## Requirement
Write out all entries word for word.

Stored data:
__________________________________________________

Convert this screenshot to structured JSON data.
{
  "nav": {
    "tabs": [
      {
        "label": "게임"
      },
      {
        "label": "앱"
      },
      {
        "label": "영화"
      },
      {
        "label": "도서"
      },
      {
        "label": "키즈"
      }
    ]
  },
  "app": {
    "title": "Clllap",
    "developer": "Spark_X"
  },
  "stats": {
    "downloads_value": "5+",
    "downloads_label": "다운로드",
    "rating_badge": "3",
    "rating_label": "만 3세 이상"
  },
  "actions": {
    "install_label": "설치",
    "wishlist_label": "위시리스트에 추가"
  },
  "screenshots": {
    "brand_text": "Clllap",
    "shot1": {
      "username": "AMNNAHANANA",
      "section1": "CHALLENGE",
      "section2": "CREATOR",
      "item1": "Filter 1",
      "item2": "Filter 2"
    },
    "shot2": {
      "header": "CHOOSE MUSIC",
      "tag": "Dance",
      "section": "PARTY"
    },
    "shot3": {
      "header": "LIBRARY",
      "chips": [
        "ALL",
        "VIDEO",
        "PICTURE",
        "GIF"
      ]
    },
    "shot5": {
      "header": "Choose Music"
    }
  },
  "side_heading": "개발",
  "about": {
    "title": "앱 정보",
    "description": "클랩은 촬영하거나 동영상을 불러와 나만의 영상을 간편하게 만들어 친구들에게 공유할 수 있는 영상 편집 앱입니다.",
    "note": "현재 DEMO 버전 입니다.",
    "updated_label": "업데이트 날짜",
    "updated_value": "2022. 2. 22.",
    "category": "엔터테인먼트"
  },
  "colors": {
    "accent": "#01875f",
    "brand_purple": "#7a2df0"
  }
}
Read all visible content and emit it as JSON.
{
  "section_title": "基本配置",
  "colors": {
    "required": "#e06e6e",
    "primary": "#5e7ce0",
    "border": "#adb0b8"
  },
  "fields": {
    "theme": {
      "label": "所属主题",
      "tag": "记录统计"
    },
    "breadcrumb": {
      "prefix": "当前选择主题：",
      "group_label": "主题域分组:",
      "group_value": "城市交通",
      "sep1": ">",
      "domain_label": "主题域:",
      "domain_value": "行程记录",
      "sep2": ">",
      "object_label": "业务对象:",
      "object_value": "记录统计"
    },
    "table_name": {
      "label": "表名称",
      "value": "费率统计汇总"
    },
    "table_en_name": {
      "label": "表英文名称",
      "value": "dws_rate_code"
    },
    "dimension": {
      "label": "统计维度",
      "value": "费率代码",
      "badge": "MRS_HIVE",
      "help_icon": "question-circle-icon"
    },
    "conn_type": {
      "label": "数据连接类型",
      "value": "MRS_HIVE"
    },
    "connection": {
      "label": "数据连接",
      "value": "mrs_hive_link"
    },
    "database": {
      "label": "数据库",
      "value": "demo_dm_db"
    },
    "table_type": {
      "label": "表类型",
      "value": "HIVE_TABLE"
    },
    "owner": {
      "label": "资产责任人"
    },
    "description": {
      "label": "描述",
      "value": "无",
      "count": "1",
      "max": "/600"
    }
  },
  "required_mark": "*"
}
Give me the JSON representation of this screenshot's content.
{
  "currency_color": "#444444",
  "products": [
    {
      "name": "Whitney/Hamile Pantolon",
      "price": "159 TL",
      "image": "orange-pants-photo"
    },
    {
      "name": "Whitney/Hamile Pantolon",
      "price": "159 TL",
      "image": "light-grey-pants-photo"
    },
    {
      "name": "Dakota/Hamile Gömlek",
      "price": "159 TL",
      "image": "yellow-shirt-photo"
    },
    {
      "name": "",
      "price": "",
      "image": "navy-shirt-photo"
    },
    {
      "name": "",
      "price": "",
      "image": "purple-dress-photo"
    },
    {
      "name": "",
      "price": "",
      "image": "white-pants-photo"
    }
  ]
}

__________________________________________________

## Task result
Convert this screenshot to structured JSON data.
{
  "nav": {
    "tabs": [
      {
        "label": "게임"
      },
      {
        "label": "앱"
      },
      {
        "label": "영화"
      },
      {
        "label": "도서"
      },
      {
        "label": "키즈"
      }
    ]
  },
  "app": {
    "title": "Clllap",
    "developer": "Spark_X"
  },
  "stats": {
    "downloads_value": "5+",
    "downloads_label": "다운로드",
    "rating_badge": "3",
    "rating_label": "만 3세 이상"
  },
  "actions": {
    "install_label": "설치",
    "wishlist_label": "위시리스트에 추가"
  },
  "screenshots": {
    "brand_text": "Clllap",
    "shot1": {
      "username": "AMNNAHANANA",
      "section1": "CHALLENGE",
      "section2": "CREATOR",
      "item1": "Filter 1",
      "item2": "Filter 2"
    },
    "shot2": {
      "header": "CHOOSE MUSIC",
      "tag": "Dance",
      "section": "PARTY"
    },
    "shot3": {
      "header": "LIBRARY",
      "chips": [
        "ALL",
        "VIDEO",
        "PICTURE",
        "GIF"
      ]
    },
    "shot5": {
      "header": "Choose Music"
    }
  },
  "side_heading": "개발",
  "about": {
    "title": "앱 정보",
    "description": "클랩은 촬영하거나 동영상을 불러와 나만의 영상을 간편하게 만들어 친구들에게 공유할 수 있는 영상 편집 앱입니다.",
    "note": "현재 DEMO 버전 입니다.",
    "updated_label": "업데이트 날짜",
    "updated_value": "2022. 2. 22.",
    "category": "엔터테인먼트"
  },
  "colors": {
    "accent": "#01875f",
    "brand_purple": "#7a2df0"
  }
}
Read all visible content and emit it as JSON.
{
  "section_title": "基本配置",
  "colors": {
    "required": "#e06e6e",
    "primary": "#5e7ce0",
    "border": "#adb0b8"
  },
  "fields": {
    "theme": {
      "label": "所属主题",
      "tag": "记录统计"
    },
    "breadcrumb": {
      "prefix": "当前选择主题：",
      "group_label": "主题域分组:",
      "group_value": "城市交通",
      "sep1": ">",
      "domain_label": "主题域:",
      "domain_value": "行程记录",
      "sep2": ">",
      "object_label": "业务对象:",
      "object_value": "记录统计"
    },
    "table_name": {
      "label": "表名称",
      "value": "费率统计汇总"
    },
    "table_en_name": {
      "label": "表英文名称",
      "value": "dws_rate_code"
    },
    "dimension": {
      "label": "统计维度",
      "value": "费率代码",
      "badge": "MRS_HIVE",
      "help_icon": "question-circle-icon"
    },
    "conn_type": {
      "label": "数据连接类型",
      "value": "MRS_HIVE"
    },
    "connection": {
      "label": "数据连接",
      "value": "mrs_hive_link"
    },
    "database": {
      "label": "数据库",
      "value": "demo_dm_db"
    },
    "table_type": {
      "label": "表类型",
      "value": "HIVE_TABLE"
    },
    "owner": {
      "label": "资产责任人"
    },
    "description": {
      "label": "描述",
      "value": "无",
      "count": "1",
      "max": "/600"
    }
  },
  "required_mark": "*"
}
Give me the JSON representation of this screenshot's content.
{
  "currency_color": "#444444",
  "products": [
    {
      "name": "Whitney/Hamile Pantolon",
      "price": "159 TL",
      "image": "orange-pants-photo"
    },
    {
      "name": "Whitney/Hamile Pantolon",
      "price": "159 TL",
      "image": "light-grey-pants-photo"
    },
    {
      "name": "Dakota/Hamile Gömlek",
      "price": "159 TL",
      "image": "yellow-shirt-photo"
    },
    {
      "name": "",
      "price": "",
      "image": "navy-shirt-photo"
    },
    {
      "name": "",
      "price": "",
      "image": "purple-dress-photo"
    },
    {
      "name": "",
      "price": "",
      "image": "white-pants-photo"
    }
  ]
}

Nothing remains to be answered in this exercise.